Please copy out every line in the records below that includes the word "Allergies".

◆ ◆ ◆ ◆

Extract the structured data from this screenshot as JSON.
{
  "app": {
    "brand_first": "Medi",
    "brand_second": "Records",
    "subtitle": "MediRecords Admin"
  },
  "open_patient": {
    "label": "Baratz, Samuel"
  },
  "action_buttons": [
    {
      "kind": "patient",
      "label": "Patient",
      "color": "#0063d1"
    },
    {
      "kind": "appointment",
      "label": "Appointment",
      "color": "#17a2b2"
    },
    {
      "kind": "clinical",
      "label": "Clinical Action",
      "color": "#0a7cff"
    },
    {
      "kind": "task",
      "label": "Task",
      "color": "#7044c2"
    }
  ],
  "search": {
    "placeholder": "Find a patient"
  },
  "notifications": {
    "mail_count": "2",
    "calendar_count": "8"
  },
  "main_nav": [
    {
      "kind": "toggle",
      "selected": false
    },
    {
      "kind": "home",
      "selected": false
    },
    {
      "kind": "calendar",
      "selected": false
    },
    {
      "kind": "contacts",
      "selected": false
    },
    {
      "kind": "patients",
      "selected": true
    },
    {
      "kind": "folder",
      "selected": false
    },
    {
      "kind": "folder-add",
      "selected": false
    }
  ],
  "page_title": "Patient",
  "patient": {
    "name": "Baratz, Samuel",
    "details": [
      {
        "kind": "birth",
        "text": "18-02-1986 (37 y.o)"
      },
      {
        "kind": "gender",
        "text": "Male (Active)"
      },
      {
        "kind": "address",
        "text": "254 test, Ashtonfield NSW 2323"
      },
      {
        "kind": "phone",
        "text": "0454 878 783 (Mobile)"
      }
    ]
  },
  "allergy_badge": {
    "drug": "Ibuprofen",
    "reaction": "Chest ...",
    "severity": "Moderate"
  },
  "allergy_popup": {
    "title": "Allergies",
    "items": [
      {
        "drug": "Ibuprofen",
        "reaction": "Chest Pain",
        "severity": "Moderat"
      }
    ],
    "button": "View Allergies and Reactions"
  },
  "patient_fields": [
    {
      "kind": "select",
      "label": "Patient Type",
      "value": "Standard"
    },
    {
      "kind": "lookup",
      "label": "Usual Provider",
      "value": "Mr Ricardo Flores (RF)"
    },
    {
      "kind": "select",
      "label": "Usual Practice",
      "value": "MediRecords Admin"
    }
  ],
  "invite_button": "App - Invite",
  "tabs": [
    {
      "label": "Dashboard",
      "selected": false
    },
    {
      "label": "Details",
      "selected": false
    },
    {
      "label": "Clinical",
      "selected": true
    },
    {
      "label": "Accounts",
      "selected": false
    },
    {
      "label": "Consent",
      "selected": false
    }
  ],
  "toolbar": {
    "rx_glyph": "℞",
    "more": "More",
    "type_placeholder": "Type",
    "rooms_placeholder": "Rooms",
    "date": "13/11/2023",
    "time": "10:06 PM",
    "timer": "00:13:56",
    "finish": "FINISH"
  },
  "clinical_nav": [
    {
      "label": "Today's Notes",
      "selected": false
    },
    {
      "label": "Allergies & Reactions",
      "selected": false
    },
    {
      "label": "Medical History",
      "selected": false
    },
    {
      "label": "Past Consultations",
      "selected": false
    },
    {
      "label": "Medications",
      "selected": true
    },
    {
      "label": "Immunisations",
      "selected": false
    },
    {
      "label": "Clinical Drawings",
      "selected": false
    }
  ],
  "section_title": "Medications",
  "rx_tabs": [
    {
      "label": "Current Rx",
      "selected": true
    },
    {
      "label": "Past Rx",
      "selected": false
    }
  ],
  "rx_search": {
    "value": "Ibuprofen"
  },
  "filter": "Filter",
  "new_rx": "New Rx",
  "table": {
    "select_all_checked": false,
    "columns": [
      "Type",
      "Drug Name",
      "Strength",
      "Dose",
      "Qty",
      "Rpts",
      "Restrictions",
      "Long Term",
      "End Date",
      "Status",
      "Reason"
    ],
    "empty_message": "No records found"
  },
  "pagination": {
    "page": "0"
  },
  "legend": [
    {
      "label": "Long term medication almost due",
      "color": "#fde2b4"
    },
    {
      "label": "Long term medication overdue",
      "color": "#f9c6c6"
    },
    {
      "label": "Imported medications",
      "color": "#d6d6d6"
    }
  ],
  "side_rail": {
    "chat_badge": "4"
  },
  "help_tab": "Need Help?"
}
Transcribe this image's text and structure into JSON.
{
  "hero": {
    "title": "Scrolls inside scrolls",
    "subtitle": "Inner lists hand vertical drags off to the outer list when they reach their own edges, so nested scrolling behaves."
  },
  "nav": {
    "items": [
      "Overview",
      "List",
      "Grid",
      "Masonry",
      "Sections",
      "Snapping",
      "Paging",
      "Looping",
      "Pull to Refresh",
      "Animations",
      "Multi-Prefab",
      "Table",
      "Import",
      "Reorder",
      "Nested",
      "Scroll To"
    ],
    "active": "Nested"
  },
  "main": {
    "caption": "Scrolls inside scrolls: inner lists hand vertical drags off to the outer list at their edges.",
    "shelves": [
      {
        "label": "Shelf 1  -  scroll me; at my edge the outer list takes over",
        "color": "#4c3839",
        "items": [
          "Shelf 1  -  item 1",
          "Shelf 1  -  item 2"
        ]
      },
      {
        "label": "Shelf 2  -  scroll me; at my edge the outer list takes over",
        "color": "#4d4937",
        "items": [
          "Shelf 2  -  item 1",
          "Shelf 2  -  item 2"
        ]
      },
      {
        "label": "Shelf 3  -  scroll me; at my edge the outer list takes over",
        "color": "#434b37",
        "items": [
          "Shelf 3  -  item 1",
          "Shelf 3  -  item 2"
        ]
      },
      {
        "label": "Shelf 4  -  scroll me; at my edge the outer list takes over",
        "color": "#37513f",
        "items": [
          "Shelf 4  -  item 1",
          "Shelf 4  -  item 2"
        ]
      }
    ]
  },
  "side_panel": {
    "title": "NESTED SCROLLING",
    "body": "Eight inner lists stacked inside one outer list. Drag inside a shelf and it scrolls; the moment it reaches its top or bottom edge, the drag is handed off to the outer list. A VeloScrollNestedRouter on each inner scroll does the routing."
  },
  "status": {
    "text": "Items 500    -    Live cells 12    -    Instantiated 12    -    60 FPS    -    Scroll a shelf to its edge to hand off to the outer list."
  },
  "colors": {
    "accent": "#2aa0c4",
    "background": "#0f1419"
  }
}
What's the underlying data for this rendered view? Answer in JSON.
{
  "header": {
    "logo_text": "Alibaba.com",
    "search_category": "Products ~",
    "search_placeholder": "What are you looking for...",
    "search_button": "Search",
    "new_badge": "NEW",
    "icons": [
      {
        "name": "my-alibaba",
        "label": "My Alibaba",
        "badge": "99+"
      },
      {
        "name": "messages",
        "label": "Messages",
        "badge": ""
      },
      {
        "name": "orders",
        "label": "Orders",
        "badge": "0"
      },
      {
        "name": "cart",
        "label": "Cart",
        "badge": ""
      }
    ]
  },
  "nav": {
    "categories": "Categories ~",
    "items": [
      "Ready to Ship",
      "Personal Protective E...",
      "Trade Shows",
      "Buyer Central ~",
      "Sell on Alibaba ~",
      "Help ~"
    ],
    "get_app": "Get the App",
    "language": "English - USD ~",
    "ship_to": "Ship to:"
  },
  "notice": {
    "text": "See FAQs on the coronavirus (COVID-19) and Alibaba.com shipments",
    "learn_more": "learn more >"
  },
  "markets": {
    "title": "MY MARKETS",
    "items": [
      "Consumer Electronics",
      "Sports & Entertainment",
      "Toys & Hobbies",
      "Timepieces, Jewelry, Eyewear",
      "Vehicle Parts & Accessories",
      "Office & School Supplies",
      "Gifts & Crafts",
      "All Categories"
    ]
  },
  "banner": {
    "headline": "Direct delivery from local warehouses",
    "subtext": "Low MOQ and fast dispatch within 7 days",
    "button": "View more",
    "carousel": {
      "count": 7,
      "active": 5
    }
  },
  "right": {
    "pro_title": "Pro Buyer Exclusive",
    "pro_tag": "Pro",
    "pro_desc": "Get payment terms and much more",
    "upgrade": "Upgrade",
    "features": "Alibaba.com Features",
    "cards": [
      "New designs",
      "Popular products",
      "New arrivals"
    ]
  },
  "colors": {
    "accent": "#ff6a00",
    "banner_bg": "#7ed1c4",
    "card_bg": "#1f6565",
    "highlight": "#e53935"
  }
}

◆ ◆ ◆ ◆

Task result:
    "title": "Allergies",
    "button": "View Allergies and Reactions"
      "label": "Allergies & Reactions",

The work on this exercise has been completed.